[start Excerpted data]

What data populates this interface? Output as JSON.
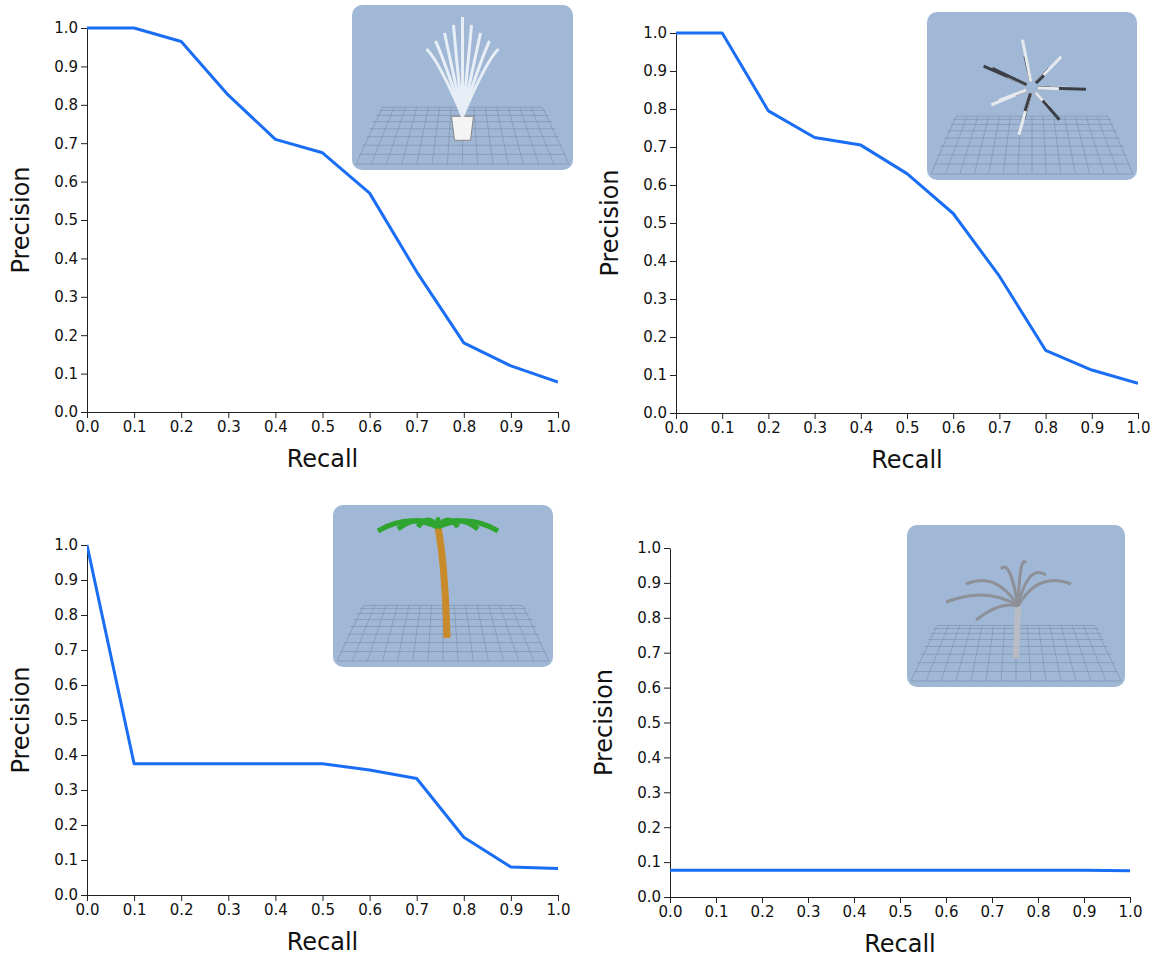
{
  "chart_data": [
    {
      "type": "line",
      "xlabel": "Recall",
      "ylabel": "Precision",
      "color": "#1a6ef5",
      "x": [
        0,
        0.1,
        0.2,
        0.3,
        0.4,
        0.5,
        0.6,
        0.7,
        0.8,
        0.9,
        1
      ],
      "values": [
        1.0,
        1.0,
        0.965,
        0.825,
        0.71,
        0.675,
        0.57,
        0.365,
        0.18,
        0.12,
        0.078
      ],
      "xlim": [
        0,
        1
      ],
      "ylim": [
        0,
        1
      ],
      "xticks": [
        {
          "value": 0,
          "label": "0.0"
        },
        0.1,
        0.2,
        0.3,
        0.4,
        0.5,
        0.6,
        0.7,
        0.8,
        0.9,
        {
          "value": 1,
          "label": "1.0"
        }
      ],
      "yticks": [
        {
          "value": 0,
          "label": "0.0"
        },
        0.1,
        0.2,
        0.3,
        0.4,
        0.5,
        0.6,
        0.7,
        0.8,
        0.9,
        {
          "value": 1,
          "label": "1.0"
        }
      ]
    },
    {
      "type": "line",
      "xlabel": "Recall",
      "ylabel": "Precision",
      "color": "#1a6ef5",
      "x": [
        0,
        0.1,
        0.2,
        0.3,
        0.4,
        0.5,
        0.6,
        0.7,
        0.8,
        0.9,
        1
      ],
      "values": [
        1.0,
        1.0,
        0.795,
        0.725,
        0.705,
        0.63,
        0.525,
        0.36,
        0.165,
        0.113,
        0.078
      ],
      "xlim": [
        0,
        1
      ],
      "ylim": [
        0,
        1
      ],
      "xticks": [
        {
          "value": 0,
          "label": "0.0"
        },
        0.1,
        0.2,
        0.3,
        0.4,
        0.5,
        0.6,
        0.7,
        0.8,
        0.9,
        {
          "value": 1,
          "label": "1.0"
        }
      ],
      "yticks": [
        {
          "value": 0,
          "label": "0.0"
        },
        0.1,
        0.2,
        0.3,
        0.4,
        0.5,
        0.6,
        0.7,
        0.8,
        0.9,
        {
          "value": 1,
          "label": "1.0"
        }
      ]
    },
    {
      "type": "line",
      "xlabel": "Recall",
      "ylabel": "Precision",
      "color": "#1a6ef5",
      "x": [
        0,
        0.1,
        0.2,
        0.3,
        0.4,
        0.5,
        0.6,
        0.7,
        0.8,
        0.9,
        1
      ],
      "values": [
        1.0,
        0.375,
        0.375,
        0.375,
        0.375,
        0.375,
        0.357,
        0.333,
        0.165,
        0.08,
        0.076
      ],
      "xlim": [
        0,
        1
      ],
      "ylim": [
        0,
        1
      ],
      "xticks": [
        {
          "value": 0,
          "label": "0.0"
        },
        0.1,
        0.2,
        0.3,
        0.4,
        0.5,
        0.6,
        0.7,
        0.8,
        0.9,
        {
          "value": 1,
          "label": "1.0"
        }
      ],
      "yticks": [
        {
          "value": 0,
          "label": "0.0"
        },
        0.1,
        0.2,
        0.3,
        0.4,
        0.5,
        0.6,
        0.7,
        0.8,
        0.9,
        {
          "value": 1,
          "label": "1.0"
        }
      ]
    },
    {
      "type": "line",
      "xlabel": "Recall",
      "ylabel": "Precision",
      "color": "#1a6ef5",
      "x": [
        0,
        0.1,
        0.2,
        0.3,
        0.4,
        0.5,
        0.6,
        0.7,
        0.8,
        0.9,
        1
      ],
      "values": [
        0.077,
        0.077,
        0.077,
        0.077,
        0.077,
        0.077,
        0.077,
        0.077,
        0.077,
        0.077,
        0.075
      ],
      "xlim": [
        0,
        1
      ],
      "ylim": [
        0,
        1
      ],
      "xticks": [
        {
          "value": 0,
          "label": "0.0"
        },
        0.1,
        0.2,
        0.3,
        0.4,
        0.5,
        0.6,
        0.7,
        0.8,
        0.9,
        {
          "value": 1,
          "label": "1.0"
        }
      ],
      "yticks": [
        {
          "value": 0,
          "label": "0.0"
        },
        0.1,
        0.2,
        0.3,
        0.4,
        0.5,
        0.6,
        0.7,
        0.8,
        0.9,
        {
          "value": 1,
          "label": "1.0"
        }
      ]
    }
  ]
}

[end Excerpted data]

_Task directions_: Leave the pictures out and write out every entry exactly as given.

_Solution to this problem_:
What data populates this interface? Output as JSON.
{
  "chart_data": [
    {
      "type": "line",
      "xlabel": "Recall",
      "ylabel": "Precision",
      "color": "#1a6ef5",
      "x": [
        0,
        0.1,
        0.2,
        0.3,
        0.4,
        0.5,
        0.6,
        0.7,
        0.8,
        0.9,
        1
      ],
      "values": [
        1.0,
        1.0,
        0.965,
        0.825,
        0.71,
        0.675,
        0.57,
        0.365,
        0.18,
        0.12,
        0.078
      ],
      "xlim": [
        0,
        1
      ],
      "ylim": [
        0,
        1
      ],
      "xticks": [
        {
          "value": 0,
          "label": "0.0"
        },
        0.1,
        0.2,
        0.3,
        0.4,
        0.5,
        0.6,
        0.7,
        0.8,
        0.9,
        {
          "value": 1,
          "label": "1.0"
        }
      ],
      "yticks": [
        {
          "value": 0,
          "label": "0.0"
        },
        0.1,
        0.2,
        0.3,
        0.4,
        0.5,
        0.6,
        0.7,
        0.8,
        0.9,
        {
          "value": 1,
          "label": "1.0"
        }
      ]
    },
    {
      "type": "line",
      "xlabel": "Recall",
      "ylabel": "Precision",
      "color": "#1a6ef5",
      "x": [
        0,
        0.1,
        0.2,
        0.3,
        0.4,
        0.5,
        0.6,
        0.7,
        0.8,
        0.9,
        1
      ],
      "values": [
        1.0,
        1.0,
        0.795,
        0.725,
        0.705,
        0.63,
        0.525,
        0.36,
        0.165,
        0.113,
        0.078
      ],
      "xlim": [
        0,
        1
      ],
      "ylim": [
        0,
        1
      ],
      "xticks": [
        {
          "value": 0,
          "label": "0.0"
        },
        0.1,
        0.2,
        0.3,
        0.4,
        0.5,
        0.6,
        0.7,
        0.8,
        0.9,
        {
          "value": 1,
          "label": "1.0"
        }
      ],
      "yticks": [
        {
          "value": 0,
          "label": "0.0"
        },
        0.1,
        0.2,
        0.3,
        0.4,
        0.5,
        0.6,
        0.7,
        0.8,
        0.9,
        {
          "value": 1,
          "label": "1.0"
        }
      ]
    },
    {
      "type": "line",
      "xlabel": "Recall",
      "ylabel": "Precision",
      "color": "#1a6ef5",
      "x": [
        0,
        0.1,
        0.2,
        0.3,
        0.4,
        0.5,
        0.6,
        0.7,
        0.8,
        0.9,
        1
      ],
      "values": [
        1.0,
        0.375,
        0.375,
        0.375,
        0.375,
        0.375,
        0.357,
        0.333,
        0.165,
        0.08,
        0.076
      ],
      "xlim": [
        0,
        1
      ],
      "ylim": [
        0,
        1
      ],
      "xticks": [
        {
          "value": 0,
          "label": "0.0"
        },
        0.1,
        0.2,
        0.3,
        0.4,
        0.5,
        0.6,
        0.7,
        0.8,
        0.9,
        {
          "value": 1,
          "label": "1.0"
        }
      ],
      "yticks": [
        {
          "value": 0,
          "label": "0.0"
        },
        0.1,
        0.2,
        0.3,
        0.4,
        0.5,
        0.6,
        0.7,
        0.8,
        0.9,
        {
          "value": 1,
          "label": "1.0"
        }
      ]
    },
    {
      "type": "line",
      "xlabel": "Recall",
      "ylabel": "Precision",
      "color": "#1a6ef5",
      "x": [
        0,
        0.1,
        0.2,
        0.3,
        0.4,
        0.5,
        0.6,
        0.7,
        0.8,
        0.9,
        1
      ],
      "values": [
        0.077,
        0.077,
        0.077,
        0.077,
        0.077,
        0.077,
        0.077,
        0.077,
        0.077,
        0.077,
        0.075
      ],
      "xlim": [
        0,
        1
      ],
      "ylim": [
        0,
        1
      ],
      "xticks": [
        {
          "value": 0,
          "label": "0.0"
        },
        0.1,
        0.2,
        0.3,
        0.4,
        0.5,
        0.6,
        0.7,
        0.8,
        0.9,
        {
          "value": 1,
          "label": "1.0"
        }
      ],
      "yticks": [
        {
          "value": 0,
          "label": "0.0"
        },
        0.1,
        0.2,
        0.3,
        0.4,
        0.5,
        0.6,
        0.7,
        0.8,
        0.9,
        {
          "value": 1,
          "label": "1.0"
        }
      ]
    }
  ]
}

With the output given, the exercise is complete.